----- PROVIDED RECORDS

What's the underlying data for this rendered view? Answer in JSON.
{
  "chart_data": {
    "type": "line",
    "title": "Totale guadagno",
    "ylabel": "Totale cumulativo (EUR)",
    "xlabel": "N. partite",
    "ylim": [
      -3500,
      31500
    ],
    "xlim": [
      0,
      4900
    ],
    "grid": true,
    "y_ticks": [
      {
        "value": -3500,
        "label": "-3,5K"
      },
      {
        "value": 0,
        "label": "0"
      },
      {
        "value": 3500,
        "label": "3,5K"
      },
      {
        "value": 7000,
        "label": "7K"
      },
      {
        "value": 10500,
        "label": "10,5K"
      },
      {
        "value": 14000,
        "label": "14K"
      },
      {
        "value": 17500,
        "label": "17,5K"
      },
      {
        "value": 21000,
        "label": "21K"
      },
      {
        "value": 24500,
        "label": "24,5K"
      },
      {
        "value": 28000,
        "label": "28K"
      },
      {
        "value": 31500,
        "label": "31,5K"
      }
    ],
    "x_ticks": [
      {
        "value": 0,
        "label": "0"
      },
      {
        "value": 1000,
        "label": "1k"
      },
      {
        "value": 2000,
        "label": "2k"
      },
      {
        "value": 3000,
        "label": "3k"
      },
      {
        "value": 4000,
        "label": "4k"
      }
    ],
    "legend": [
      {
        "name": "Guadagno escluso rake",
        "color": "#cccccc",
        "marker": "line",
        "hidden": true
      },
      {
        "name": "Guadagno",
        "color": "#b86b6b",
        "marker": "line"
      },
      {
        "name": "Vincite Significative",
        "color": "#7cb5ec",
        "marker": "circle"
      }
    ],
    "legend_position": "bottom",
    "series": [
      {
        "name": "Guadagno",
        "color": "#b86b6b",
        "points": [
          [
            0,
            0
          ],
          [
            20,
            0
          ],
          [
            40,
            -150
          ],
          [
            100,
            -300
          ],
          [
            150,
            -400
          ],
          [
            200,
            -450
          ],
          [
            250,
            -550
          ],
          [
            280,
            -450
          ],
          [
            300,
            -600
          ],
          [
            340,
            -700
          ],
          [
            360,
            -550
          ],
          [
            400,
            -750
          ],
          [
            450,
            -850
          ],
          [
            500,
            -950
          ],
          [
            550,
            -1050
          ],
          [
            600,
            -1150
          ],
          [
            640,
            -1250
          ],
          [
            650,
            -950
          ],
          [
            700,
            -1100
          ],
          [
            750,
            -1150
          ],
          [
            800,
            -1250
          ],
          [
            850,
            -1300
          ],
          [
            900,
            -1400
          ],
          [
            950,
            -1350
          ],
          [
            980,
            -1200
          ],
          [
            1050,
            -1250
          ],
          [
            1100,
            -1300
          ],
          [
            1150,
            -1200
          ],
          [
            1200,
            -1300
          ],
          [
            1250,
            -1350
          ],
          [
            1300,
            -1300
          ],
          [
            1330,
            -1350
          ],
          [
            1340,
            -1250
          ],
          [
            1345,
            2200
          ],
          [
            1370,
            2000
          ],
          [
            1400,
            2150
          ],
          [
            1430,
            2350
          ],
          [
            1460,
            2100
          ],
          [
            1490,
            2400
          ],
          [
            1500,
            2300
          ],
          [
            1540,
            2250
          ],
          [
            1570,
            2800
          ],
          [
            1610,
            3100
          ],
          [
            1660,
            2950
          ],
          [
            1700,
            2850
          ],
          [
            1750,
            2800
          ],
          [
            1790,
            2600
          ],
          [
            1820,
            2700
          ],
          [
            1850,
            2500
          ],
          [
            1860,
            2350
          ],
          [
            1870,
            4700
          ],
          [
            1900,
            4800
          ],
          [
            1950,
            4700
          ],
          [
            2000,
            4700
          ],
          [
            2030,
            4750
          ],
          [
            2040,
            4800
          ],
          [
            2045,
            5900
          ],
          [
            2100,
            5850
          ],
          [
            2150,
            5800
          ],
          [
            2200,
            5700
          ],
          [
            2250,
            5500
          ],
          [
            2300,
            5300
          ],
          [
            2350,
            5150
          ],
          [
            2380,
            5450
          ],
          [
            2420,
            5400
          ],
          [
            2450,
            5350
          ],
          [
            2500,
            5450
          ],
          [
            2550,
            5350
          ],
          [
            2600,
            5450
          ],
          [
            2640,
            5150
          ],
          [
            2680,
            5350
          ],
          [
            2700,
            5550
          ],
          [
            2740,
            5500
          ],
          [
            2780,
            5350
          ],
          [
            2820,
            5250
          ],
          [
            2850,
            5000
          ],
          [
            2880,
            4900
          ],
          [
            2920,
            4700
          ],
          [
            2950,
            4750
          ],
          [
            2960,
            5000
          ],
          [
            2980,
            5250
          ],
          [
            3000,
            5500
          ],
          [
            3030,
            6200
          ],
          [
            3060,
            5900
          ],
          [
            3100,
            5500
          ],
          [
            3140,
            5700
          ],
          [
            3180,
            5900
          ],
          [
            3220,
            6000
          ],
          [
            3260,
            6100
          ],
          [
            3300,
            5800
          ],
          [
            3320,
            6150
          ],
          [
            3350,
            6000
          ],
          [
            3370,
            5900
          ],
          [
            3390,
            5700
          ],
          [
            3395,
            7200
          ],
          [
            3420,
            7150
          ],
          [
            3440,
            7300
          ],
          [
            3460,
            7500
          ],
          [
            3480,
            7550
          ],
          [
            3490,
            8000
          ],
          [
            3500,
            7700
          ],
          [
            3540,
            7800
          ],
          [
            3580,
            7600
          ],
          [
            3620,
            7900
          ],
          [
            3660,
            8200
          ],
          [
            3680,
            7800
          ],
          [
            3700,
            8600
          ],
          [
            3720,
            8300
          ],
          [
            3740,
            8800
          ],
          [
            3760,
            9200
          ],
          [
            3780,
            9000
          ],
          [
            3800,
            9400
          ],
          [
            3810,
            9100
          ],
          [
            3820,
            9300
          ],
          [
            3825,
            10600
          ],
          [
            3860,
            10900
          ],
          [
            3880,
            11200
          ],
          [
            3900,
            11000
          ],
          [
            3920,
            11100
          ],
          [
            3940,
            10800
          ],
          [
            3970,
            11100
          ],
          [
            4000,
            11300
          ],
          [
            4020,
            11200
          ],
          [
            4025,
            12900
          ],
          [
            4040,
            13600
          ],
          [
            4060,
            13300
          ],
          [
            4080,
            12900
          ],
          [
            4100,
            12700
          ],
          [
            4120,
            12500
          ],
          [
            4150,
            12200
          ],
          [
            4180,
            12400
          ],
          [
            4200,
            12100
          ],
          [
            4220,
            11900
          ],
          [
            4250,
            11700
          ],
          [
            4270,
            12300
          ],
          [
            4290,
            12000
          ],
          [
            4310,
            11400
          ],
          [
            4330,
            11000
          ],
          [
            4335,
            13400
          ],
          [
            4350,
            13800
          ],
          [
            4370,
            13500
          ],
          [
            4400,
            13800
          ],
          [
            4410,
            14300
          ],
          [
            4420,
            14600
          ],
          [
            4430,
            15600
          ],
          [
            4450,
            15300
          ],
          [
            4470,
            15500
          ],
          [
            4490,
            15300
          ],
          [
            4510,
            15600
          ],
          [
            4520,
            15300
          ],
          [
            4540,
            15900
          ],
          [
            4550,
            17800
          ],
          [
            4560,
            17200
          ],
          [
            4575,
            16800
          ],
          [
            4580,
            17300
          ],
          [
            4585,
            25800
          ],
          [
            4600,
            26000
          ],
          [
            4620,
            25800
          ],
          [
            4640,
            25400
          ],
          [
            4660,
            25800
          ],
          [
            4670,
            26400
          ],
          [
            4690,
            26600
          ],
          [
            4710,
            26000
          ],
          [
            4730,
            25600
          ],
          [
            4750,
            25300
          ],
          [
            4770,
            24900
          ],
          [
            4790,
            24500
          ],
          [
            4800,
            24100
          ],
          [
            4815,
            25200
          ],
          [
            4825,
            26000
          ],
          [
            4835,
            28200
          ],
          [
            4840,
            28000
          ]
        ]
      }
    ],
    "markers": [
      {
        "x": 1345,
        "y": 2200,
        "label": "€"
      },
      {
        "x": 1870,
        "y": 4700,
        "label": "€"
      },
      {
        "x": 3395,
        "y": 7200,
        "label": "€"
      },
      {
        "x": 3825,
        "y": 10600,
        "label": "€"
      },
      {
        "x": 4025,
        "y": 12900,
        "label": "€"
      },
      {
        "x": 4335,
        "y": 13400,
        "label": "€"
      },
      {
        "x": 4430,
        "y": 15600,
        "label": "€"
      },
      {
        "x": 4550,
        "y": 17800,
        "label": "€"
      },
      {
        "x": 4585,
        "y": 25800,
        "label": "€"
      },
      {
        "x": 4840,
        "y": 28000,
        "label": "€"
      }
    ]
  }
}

----------

● PROBLEM DETAILS: Report how many lines in the records hold the word "color", giving the number and nothing else.

● PROBLEM SOLUTION: 4